Work instructions
Nothing should be left out: output all of the entries exactly.

Data shown
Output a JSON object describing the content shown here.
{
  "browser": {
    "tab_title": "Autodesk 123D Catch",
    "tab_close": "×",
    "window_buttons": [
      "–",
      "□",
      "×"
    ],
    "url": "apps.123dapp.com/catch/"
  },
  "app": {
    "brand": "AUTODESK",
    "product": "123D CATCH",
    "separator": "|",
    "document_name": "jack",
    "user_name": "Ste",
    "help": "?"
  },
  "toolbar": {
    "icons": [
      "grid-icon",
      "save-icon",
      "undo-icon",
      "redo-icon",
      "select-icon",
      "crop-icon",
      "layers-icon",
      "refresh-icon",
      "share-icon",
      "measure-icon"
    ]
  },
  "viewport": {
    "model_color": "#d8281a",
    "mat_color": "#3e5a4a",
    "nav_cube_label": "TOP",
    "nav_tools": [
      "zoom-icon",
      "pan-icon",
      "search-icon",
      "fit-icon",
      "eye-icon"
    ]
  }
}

Answer for this exercise
Output a JSON object describing the content shown here.
{
  "browser": {
    "tab_title": "Autodesk 123D Catch",
    "tab_close": "×",
    "window_buttons": [
      "–",
      "□",
      "×"
    ],
    "url": "apps.123dapp.com/catch/"
  },
  "app": {
    "brand": "AUTODESK",
    "product": "123D CATCH",
    "separator": "|",
    "document_name": "jack",
    "user_name": "Ste",
    "help": "?"
  },
  "toolbar": {
    "icons": [
      "grid-icon",
      "save-icon",
      "undo-icon",
      "redo-icon",
      "select-icon",
      "crop-icon",
      "layers-icon",
      "refresh-icon",
      "share-icon",
      "measure-icon"
    ]
  },
  "viewport": {
    "model_color": "#d8281a",
    "mat_color": "#3e5a4a",
    "nav_cube_label": "TOP",
    "nav_tools": [
      "zoom-icon",
      "pan-icon",
      "search-icon",
      "fit-icon",
      "eye-icon"
    ]
  }
}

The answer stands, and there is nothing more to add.